++++ EXTRACTED INFORMATION ++++

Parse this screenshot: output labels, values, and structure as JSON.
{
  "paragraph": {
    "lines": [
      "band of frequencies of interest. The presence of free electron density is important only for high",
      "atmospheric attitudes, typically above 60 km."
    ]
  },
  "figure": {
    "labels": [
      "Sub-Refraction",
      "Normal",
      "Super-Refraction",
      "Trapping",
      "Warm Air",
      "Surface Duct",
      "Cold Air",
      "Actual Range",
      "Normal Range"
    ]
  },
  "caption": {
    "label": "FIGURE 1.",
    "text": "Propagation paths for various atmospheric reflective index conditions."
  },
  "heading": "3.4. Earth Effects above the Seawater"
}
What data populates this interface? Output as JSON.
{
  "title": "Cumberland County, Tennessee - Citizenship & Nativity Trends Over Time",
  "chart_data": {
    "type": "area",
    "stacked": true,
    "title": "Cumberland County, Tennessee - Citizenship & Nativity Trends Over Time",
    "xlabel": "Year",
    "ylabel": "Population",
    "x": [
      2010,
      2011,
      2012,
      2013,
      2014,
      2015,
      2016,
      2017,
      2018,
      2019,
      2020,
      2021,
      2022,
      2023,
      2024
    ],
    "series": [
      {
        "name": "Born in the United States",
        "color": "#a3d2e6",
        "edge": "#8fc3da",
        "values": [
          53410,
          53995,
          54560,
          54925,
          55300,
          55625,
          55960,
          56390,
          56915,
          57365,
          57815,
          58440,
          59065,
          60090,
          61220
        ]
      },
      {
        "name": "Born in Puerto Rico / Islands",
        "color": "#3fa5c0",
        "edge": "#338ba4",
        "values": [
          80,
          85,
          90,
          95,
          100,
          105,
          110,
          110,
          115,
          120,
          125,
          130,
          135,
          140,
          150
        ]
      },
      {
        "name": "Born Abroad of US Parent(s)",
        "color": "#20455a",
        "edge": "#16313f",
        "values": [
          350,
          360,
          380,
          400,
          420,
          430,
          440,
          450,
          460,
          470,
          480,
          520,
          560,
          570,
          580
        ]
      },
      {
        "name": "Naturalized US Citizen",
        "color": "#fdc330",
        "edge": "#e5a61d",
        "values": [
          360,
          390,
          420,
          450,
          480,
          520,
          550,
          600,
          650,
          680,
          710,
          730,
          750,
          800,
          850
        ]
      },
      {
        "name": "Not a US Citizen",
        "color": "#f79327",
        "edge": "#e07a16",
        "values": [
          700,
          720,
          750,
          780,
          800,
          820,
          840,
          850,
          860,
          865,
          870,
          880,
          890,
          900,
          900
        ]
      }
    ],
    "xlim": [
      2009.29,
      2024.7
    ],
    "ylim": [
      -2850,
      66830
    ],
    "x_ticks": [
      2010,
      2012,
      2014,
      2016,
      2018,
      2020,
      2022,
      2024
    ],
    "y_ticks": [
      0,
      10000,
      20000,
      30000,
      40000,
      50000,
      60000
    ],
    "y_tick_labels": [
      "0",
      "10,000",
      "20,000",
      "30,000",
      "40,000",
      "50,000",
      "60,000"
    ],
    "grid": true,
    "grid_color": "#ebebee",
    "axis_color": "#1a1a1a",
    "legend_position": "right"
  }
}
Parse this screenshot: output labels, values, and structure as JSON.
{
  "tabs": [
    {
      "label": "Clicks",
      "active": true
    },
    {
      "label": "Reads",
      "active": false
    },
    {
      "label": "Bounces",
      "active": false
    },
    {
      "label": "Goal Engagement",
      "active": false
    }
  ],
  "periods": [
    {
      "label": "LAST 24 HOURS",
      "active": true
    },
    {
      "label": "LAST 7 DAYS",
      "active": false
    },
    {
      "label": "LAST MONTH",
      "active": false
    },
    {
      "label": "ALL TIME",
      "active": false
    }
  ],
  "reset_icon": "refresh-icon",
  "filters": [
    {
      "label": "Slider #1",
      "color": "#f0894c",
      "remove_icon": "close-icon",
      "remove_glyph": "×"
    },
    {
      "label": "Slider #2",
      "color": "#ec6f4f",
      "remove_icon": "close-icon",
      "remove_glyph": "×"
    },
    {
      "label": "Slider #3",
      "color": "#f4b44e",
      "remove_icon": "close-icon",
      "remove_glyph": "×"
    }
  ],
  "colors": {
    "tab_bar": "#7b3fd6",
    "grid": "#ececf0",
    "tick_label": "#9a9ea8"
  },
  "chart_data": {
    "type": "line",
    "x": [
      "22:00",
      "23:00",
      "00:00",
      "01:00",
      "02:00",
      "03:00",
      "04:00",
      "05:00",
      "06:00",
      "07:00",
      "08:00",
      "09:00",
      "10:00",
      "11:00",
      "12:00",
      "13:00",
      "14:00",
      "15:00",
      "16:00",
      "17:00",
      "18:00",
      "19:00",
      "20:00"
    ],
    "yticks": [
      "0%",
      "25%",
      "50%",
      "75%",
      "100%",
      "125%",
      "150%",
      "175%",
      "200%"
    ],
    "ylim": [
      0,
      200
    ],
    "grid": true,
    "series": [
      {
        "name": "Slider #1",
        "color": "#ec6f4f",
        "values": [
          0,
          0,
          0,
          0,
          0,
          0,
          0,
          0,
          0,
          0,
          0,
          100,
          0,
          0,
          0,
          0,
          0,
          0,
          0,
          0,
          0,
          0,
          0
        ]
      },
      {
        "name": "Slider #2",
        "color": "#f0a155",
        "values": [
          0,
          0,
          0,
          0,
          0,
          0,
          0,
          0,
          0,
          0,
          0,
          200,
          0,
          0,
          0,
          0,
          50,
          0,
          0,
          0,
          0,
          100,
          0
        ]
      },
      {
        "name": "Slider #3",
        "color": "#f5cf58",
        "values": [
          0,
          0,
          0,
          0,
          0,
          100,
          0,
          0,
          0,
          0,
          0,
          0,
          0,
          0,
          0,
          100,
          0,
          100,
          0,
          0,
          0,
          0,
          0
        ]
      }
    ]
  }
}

++++

■ DIRECTIVE ■
Reproduce the complete set of lines precisely as supplied.

■ RESPONSE TO THIS TASK ■
Parse this screenshot: output labels, values, and structure as JSON.
{
  "paragraph": {
    "lines": [
      "band of frequencies of interest. The presence of free electron density is important only for high",
      "atmospheric attitudes, typically above 60 km."
    ]
  },
  "figure": {
    "labels": [
      "Sub-Refraction",
      "Normal",
      "Super-Refraction",
      "Trapping",
      "Warm Air",
      "Surface Duct",
      "Cold Air",
      "Actual Range",
      "Normal Range"
    ]
  },
  "caption": {
    "label": "FIGURE 1.",
    "text": "Propagation paths for various atmospheric reflective index conditions."
  },
  "heading": "3.4. Earth Effects above the Seawater"
}
What data populates this interface? Output as JSON.
{
  "title": "Cumberland County, Tennessee - Citizenship & Nativity Trends Over Time",
  "chart_data": {
    "type": "area",
    "stacked": true,
    "title": "Cumberland County, Tennessee - Citizenship & Nativity Trends Over Time",
    "xlabel": "Year",
    "ylabel": "Population",
    "x": [
      2010,
      2011,
      2012,
      2013,
      2014,
      2015,
      2016,
      2017,
      2018,
      2019,
      2020,
      2021,
      2022,
      2023,
      2024
    ],
    "series": [
      {
        "name": "Born in the United States",
        "color": "#a3d2e6",
        "edge": "#8fc3da",
        "values": [
          53410,
          53995,
          54560,
          54925,
          55300,
          55625,
          55960,
          56390,
          56915,
          57365,
          57815,
          58440,
          59065,
          60090,
          61220
        ]
      },
      {
        "name": "Born in Puerto Rico / Islands",
        "color": "#3fa5c0",
        "edge": "#338ba4",
        "values": [
          80,
          85,
          90,
          95,
          100,
          105,
          110,
          110,
          115,
          120,
          125,
          130,
          135,
          140,
          150
        ]
      },
      {
        "name": "Born Abroad of US Parent(s)",
        "color": "#20455a",
        "edge": "#16313f",
        "values": [
          350,
          360,
          380,
          400,
          420,
          430,
          440,
          450,
          460,
          470,
          480,
          520,
          560,
          570,
          580
        ]
      },
      {
        "name": "Naturalized US Citizen",
        "color": "#fdc330",
        "edge": "#e5a61d",
        "values": [
          360,
          390,
          420,
          450,
          480,
          520,
          550,
          600,
          650,
          680,
          710,
          730,
          750,
          800,
          850
        ]
      },
      {
        "name": "Not a US Citizen",
        "color": "#f79327",
        "edge": "#e07a16",
        "values": [
          700,
          720,
          750,
          780,
          800,
          820,
          840,
          850,
          860,
          865,
          870,
          880,
          890,
          900,
          900
        ]
      }
    ],
    "xlim": [
      2009.29,
      2024.7
    ],
    "ylim": [
      -2850,
      66830
    ],
    "x_ticks": [
      2010,
      2012,
      2014,
      2016,
      2018,
      2020,
      2022,
      2024
    ],
    "y_ticks": [
      0,
      10000,
      20000,
      30000,
      40000,
      50000,
      60000
    ],
    "y_tick_labels": [
      "0",
      "10,000",
      "20,000",
      "30,000",
      "40,000",
      "50,000",
      "60,000"
    ],
    "grid": true,
    "grid_color": "#ebebee",
    "axis_color": "#1a1a1a",
    "legend_position": "right"
  }
}
Parse this screenshot: output labels, values, and structure as JSON.
{
  "tabs": [
    {
      "label": "Clicks",
      "active": true
    },
    {
      "label": "Reads",
      "active": false
    },
    {
      "label": "Bounces",
      "active": false
    },
    {
      "label": "Goal Engagement",
      "active": false
    }
  ],
  "periods": [
    {
      "label": "LAST 24 HOURS",
      "active": true
    },
    {
      "label": "LAST 7 DAYS",
      "active": false
    },
    {
      "label": "LAST MONTH",
      "active": false
    },
    {
      "label": "ALL TIME",
      "active": false
    }
  ],
  "reset_icon": "refresh-icon",
  "filters": [
    {
      "label": "Slider #1",
      "color": "#f0894c",
      "remove_icon": "close-icon",
      "remove_glyph": "×"
    },
    {
      "label": "Slider #2",
      "color": "#ec6f4f",
      "remove_icon": "close-icon",
      "remove_glyph": "×"
    },
    {
      "label": "Slider #3",
      "color": "#f4b44e",
      "remove_icon": "close-icon",
      "remove_glyph": "×"
    }
  ],
  "colors": {
    "tab_bar": "#7b3fd6",
    "grid": "#ececf0",
    "tick_label": "#9a9ea8"
  },
  "chart_data": {
    "type": "line",
    "x": [
      "22:00",
      "23:00",
      "00:00",
      "01:00",
      "02:00",
      "03:00",
      "04:00",
      "05:00",
      "06:00",
      "07:00",
      "08:00",
      "09:00",
      "10:00",
      "11:00",
      "12:00",
      "13:00",
      "14:00",
      "15:00",
      "16:00",
      "17:00",
      "18:00",
      "19:00",
      "20:00"
    ],
    "yticks": [
      "0%",
      "25%",
      "50%",
      "75%",
      "100%",
      "125%",
      "150%",
      "175%",
      "200%"
    ],
    "ylim": [
      0,
      200
    ],
    "grid": true,
    "series": [
      {
        "name": "Slider #1",
        "color": "#ec6f4f",
        "values": [
          0,
          0,
          0,
          0,
          0,
          0,
          0,
          0,
          0,
          0,
          0,
          100,
          0,
          0,
          0,
          0,
          0,
          0,
          0,
          0,
          0,
          0,
          0
        ]
      },
      {
        "name": "Slider #2",
        "color": "#f0a155",
        "values": [
          0,
          0,
          0,
          0,
          0,
          0,
          0,
          0,
          0,
          0,
          0,
          200,
          0,
          0,
          0,
          0,
          50,
          0,
          0,
          0,
          0,
          100,
          0
        ]
      },
      {
        "name": "Slider #3",
        "color": "#f5cf58",
        "values": [
          0,
          0,
          0,
          0,
          0,
          100,
          0,
          0,
          0,
          0,
          0,
          0,
          0,
          0,
          0,
          100,
          0,
          100,
          0,
          0,
          0,
          0,
          0
        ]
      }
    ]
  }
}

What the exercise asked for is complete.